[start of Dataset excerpts]
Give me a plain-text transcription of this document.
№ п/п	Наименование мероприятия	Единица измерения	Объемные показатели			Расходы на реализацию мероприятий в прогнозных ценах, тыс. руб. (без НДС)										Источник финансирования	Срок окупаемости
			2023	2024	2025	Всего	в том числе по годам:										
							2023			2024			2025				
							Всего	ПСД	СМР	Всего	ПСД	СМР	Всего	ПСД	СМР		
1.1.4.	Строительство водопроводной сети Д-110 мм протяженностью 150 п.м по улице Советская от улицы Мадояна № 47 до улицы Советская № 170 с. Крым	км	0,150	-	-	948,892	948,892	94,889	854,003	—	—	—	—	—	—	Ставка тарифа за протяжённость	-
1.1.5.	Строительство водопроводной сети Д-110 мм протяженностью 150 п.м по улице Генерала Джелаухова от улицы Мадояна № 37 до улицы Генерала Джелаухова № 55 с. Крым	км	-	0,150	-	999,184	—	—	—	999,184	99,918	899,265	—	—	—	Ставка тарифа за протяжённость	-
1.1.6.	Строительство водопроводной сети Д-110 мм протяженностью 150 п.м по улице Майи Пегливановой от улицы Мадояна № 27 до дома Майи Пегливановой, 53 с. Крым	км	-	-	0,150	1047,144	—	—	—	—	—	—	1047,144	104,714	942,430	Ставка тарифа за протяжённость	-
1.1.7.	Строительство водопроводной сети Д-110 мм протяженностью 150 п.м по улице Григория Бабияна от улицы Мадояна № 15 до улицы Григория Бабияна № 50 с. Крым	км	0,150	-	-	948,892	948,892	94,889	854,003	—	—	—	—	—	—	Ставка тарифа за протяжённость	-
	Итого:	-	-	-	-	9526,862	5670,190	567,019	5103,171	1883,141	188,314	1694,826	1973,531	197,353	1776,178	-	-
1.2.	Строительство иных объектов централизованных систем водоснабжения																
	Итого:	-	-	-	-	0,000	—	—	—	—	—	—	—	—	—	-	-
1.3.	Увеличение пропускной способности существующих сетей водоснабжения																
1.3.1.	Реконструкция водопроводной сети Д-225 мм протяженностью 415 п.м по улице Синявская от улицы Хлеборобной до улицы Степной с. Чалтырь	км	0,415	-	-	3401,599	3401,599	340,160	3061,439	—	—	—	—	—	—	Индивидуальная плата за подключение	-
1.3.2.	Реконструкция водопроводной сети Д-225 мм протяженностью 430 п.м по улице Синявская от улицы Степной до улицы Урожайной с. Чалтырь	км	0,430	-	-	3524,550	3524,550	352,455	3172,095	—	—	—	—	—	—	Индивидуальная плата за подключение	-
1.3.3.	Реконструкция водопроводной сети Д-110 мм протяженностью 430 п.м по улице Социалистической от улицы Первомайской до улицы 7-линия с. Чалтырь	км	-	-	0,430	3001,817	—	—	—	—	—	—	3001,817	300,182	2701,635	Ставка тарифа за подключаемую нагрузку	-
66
[end of Dataset excerpts]
Look above for every line with the word "Всего" and copy it.

			2023	2024	2025	Всего	в том числе по годам:										
							Всего	ПСД	СМР	Всего	ПСД	СМР	Всего	ПСД	СМР		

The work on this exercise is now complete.